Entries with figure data
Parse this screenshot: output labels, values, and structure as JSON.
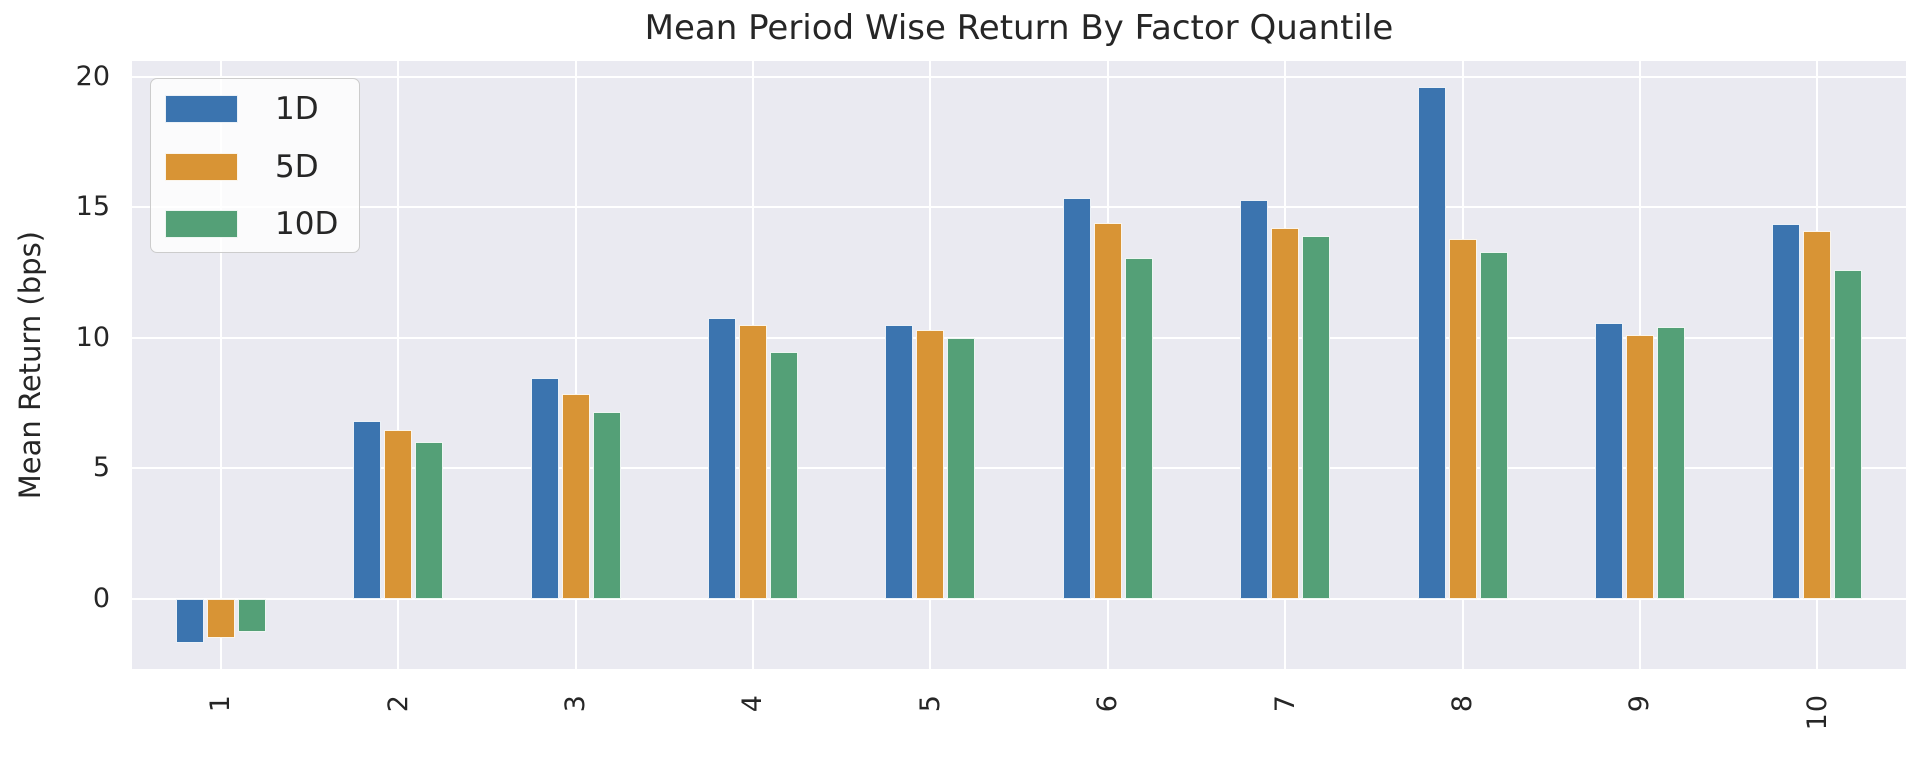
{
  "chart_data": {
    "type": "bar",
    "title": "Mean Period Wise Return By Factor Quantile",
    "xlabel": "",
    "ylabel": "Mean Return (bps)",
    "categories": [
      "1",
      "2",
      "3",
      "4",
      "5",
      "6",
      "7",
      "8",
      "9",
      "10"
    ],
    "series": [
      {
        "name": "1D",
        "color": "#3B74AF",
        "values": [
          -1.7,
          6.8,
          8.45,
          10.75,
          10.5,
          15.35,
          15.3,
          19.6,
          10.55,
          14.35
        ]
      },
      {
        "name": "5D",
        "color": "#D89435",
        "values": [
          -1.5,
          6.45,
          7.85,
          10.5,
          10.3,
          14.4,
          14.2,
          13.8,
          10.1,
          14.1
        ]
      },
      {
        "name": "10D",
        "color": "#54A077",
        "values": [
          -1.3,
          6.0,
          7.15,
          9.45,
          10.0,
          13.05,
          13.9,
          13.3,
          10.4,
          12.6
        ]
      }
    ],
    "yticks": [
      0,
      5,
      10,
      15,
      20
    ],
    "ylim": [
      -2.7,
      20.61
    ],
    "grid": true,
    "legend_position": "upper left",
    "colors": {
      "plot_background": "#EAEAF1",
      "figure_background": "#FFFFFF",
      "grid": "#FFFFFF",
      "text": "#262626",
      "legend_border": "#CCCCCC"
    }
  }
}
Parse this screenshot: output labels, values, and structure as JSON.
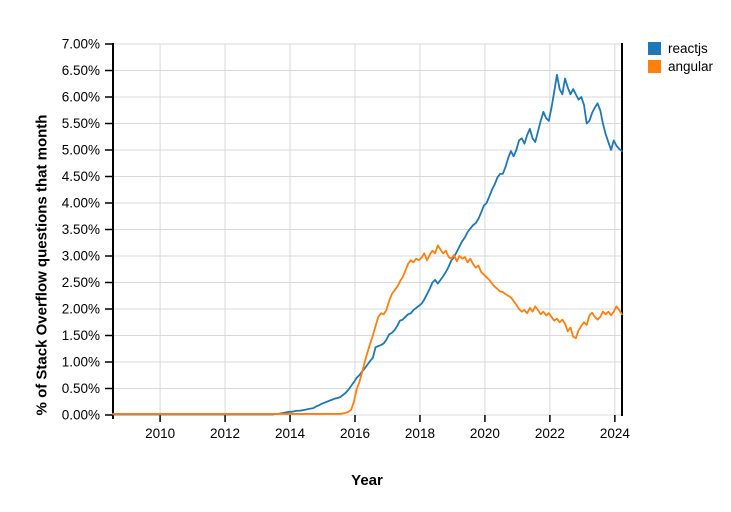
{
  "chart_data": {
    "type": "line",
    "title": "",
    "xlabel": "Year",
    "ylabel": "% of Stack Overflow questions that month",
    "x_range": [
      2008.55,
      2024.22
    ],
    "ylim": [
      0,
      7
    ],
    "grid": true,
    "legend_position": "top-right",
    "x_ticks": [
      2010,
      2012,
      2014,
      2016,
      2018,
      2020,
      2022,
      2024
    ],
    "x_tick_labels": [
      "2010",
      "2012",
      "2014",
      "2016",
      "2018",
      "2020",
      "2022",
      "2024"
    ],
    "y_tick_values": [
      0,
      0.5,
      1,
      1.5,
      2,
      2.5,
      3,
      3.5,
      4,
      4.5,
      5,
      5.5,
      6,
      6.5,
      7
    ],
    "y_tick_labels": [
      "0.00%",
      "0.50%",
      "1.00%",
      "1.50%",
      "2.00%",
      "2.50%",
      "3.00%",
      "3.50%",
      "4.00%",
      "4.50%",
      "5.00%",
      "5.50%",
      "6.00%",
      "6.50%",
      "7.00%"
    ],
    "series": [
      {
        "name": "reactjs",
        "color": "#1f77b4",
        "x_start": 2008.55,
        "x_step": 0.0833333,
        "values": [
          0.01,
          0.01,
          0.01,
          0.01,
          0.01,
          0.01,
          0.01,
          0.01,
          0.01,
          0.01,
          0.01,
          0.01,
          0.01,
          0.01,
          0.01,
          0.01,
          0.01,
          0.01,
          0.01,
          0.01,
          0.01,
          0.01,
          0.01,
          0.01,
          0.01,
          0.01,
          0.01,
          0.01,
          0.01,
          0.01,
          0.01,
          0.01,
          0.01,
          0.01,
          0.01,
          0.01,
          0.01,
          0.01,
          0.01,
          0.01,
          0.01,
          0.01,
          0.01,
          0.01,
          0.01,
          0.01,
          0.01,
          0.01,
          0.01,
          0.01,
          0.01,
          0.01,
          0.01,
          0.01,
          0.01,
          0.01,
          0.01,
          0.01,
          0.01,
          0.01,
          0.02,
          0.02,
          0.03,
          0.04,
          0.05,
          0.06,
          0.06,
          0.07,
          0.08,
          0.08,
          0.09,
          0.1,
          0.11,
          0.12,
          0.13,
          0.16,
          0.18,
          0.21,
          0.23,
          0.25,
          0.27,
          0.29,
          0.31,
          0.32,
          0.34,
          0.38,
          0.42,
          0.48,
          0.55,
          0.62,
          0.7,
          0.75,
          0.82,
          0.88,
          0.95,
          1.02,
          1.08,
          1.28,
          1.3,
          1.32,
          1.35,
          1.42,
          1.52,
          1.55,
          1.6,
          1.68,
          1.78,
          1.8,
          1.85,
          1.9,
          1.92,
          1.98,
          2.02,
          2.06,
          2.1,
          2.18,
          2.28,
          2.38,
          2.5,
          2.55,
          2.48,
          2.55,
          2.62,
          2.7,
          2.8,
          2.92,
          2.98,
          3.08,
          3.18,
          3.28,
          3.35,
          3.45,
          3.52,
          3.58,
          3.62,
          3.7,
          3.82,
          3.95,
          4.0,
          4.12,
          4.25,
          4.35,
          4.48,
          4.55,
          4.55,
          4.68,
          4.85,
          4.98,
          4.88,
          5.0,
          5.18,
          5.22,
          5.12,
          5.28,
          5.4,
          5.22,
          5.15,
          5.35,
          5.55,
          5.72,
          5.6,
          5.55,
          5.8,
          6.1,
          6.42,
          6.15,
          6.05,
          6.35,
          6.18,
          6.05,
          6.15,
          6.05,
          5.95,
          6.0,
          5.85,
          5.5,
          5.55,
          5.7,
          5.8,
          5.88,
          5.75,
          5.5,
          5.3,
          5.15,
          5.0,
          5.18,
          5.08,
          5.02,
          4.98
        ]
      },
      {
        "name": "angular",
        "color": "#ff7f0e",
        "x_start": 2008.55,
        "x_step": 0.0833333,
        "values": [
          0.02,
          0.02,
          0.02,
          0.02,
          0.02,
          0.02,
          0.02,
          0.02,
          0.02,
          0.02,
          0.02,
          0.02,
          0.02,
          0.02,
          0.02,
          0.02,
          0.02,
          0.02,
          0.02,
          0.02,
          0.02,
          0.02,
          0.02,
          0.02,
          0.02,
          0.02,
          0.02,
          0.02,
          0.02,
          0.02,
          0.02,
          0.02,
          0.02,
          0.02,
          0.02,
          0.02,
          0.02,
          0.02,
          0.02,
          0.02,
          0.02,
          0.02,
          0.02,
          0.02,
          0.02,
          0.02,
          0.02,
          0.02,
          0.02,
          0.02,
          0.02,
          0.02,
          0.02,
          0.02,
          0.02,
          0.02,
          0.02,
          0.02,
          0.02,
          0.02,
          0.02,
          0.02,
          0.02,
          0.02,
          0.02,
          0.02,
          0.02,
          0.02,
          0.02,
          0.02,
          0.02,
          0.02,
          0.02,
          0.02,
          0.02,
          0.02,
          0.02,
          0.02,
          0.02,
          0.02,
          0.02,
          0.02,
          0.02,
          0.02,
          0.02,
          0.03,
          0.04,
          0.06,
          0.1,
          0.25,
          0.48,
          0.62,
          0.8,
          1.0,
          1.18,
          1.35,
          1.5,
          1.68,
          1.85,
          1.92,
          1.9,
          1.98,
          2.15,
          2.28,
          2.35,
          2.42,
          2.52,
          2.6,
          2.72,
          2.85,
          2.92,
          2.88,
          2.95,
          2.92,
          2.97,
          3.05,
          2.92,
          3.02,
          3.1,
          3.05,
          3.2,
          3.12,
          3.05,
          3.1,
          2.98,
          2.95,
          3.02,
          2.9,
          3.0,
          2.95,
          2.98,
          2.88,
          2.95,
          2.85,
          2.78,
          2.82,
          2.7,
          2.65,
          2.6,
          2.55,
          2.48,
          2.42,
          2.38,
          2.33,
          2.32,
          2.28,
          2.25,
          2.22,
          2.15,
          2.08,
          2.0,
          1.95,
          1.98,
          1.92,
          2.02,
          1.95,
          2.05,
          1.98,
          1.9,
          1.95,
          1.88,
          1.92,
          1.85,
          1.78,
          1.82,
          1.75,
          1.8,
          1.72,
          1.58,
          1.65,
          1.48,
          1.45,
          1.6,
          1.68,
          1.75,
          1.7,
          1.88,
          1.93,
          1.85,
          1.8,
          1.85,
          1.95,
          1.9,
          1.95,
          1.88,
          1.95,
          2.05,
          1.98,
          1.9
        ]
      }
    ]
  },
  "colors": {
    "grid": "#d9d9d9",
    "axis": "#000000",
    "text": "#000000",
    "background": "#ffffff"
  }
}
...
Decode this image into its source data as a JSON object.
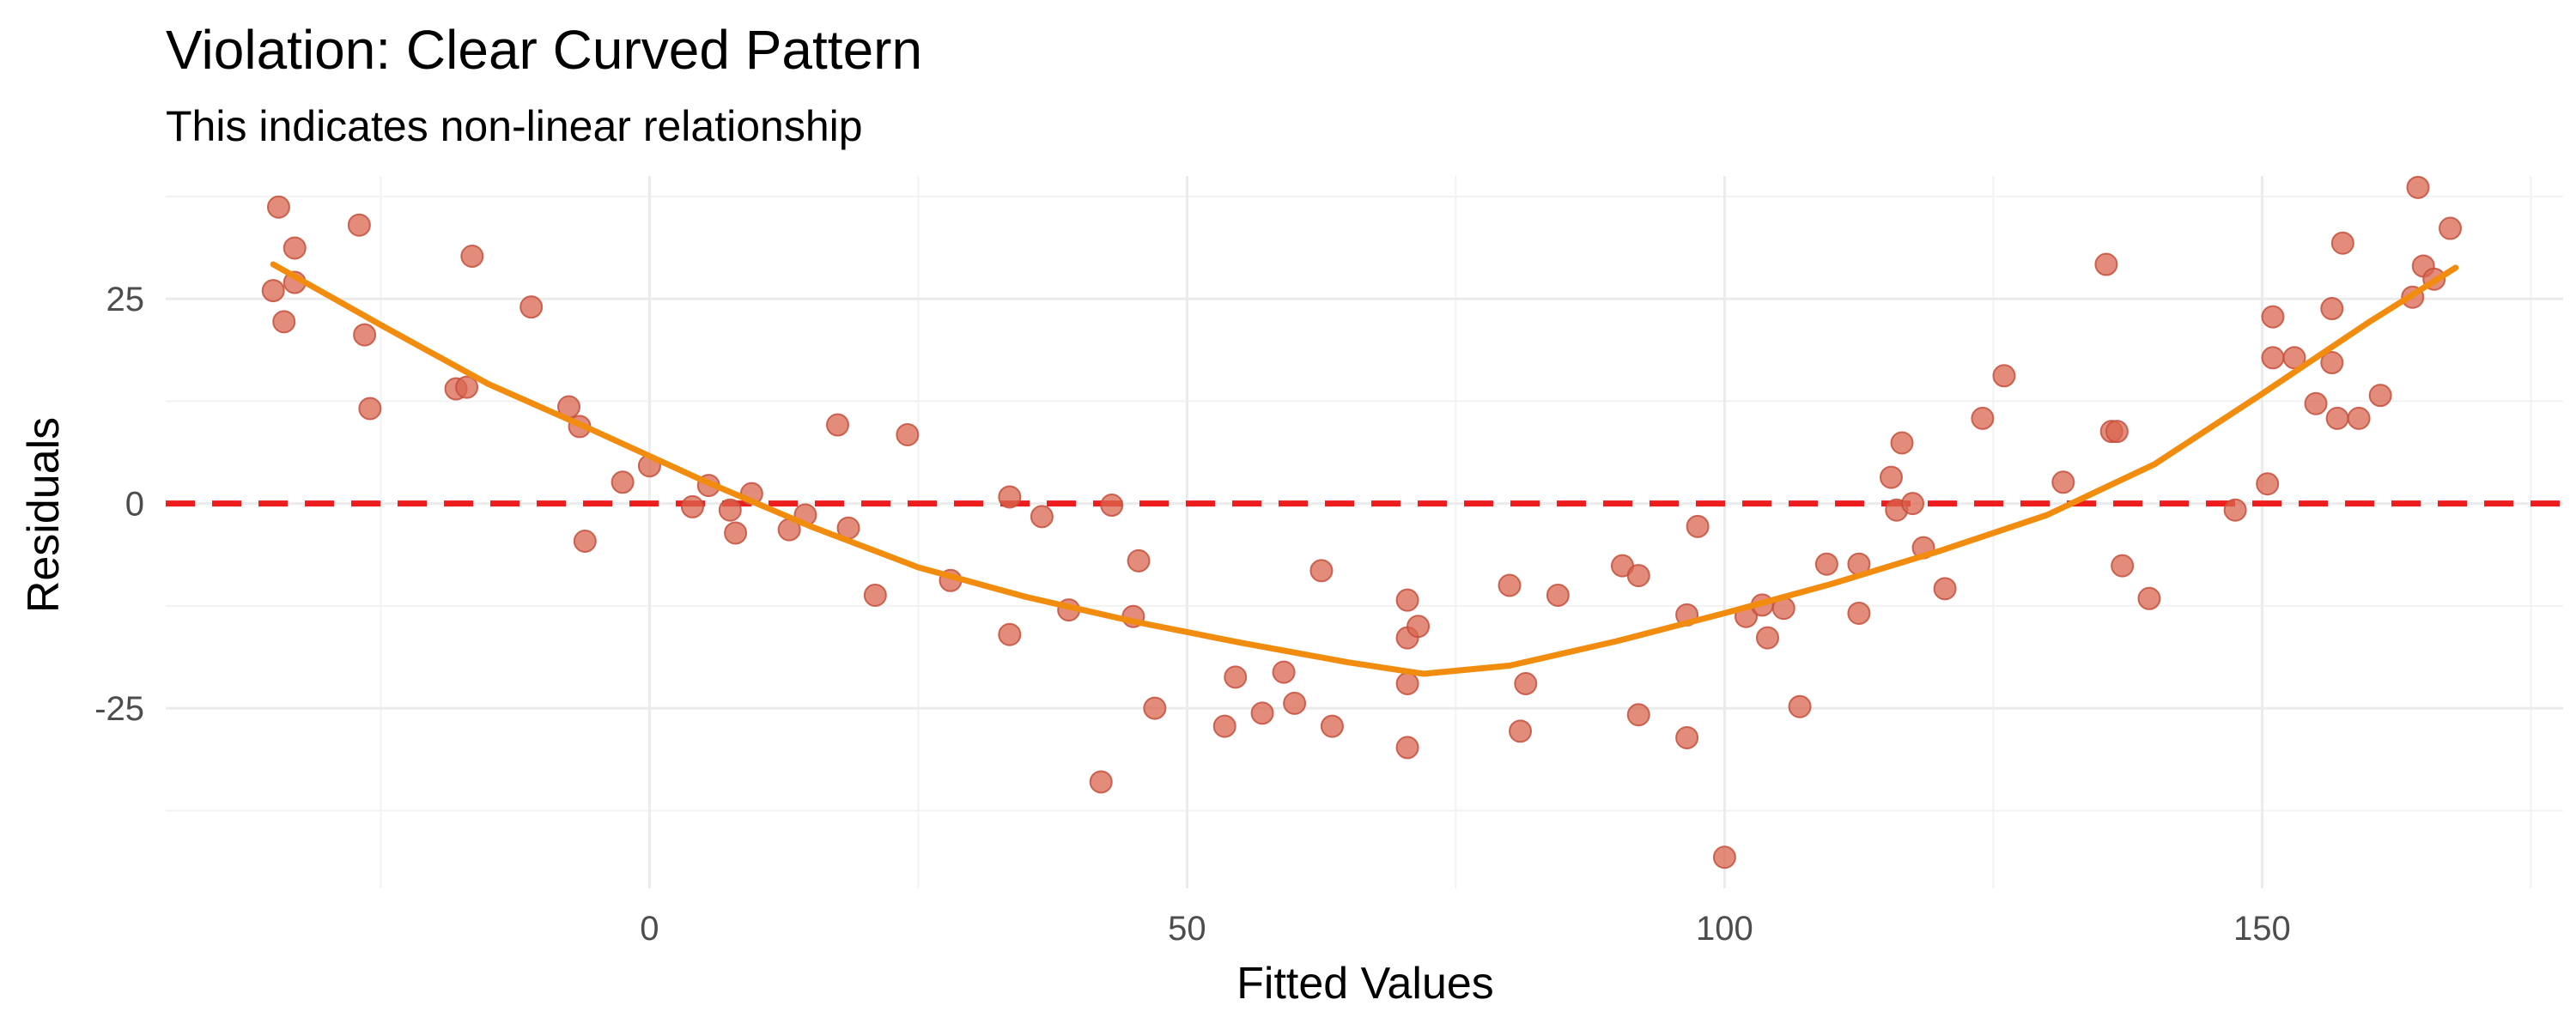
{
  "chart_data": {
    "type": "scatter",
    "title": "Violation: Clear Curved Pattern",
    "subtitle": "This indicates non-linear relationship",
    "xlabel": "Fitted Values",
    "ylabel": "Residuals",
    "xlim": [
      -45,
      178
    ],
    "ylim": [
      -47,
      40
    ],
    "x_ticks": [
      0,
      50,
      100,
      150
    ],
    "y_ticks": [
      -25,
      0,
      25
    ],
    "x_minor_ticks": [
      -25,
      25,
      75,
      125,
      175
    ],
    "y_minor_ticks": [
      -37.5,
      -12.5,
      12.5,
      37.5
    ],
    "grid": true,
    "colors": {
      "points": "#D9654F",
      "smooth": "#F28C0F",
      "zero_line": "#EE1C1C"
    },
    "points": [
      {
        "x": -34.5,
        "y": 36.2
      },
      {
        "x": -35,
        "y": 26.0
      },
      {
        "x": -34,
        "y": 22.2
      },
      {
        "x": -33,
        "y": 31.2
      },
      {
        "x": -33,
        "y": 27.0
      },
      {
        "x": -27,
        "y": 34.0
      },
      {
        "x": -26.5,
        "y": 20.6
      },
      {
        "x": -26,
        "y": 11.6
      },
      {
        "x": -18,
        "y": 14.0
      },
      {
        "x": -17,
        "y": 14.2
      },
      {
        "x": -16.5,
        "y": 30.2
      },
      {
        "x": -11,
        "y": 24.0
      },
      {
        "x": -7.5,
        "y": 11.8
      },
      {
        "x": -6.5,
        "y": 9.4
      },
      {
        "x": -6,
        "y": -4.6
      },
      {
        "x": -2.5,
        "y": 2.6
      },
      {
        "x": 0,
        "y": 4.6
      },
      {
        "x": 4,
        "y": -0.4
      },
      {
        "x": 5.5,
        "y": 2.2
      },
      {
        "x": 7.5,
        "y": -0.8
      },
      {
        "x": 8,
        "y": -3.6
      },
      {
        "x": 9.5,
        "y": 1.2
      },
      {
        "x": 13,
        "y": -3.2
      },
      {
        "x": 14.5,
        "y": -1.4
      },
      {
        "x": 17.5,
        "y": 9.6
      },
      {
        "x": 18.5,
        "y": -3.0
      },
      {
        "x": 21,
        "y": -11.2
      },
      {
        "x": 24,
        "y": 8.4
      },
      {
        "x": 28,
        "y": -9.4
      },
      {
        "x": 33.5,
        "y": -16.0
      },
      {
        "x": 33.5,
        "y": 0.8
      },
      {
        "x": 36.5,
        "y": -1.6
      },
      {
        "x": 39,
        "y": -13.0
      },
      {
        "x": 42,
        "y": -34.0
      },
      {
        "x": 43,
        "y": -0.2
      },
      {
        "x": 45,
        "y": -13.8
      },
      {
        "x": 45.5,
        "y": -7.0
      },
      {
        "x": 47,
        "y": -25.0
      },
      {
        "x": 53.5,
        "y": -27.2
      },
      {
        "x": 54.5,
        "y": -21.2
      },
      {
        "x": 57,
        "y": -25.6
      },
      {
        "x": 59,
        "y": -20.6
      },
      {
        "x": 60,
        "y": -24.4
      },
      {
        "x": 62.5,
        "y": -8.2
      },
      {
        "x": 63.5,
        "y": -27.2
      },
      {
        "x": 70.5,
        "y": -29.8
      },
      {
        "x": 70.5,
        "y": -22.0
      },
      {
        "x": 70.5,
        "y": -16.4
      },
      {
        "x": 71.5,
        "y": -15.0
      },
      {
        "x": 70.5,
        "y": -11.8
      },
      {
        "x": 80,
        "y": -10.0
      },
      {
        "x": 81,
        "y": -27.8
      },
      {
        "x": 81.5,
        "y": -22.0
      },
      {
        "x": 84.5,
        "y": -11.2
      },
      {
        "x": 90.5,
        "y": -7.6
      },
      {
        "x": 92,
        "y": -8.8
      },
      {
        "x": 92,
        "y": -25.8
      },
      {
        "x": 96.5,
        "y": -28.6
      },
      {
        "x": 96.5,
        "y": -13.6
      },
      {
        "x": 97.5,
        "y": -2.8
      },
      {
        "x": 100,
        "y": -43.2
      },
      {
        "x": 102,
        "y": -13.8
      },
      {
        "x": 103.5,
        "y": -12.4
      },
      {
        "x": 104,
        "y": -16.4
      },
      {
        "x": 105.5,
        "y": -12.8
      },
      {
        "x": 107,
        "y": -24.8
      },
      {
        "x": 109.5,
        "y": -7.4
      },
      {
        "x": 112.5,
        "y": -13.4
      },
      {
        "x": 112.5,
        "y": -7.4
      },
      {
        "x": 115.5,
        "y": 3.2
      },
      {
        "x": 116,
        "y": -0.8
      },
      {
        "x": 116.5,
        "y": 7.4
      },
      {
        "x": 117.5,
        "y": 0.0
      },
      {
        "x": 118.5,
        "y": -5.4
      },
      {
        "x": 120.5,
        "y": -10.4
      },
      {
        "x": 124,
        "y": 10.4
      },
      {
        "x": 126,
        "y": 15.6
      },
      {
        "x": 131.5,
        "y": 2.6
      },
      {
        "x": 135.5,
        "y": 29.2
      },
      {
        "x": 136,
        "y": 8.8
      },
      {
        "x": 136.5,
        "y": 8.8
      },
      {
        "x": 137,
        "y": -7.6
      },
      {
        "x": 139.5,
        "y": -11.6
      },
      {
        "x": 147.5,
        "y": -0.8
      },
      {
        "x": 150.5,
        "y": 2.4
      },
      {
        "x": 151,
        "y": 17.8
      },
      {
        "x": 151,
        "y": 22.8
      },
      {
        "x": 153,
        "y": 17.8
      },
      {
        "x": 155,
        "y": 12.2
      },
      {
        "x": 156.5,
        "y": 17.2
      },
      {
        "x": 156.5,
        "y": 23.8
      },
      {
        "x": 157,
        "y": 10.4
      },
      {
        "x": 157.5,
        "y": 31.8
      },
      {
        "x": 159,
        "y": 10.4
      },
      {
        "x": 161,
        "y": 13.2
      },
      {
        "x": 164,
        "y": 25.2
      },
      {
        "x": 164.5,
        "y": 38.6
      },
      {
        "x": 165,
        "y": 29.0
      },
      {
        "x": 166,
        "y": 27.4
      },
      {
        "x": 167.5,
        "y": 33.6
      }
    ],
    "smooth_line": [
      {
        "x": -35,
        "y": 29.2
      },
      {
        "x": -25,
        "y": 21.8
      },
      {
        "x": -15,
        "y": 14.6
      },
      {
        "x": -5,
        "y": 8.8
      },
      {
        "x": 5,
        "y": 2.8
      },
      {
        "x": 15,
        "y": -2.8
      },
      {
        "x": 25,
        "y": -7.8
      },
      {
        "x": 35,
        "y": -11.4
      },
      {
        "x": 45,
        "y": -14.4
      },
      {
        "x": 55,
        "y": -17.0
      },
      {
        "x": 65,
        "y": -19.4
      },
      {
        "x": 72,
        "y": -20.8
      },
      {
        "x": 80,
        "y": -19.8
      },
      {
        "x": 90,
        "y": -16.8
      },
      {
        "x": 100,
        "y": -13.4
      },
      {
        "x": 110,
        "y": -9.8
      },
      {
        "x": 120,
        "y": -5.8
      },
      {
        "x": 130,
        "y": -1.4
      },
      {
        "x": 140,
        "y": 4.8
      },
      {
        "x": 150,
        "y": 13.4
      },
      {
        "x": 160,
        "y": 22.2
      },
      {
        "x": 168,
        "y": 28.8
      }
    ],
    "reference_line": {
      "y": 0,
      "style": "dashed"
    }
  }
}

■ Aim ■
What is the number of lines above that contain "name"? Answer with that number only.

■ Full output ■
5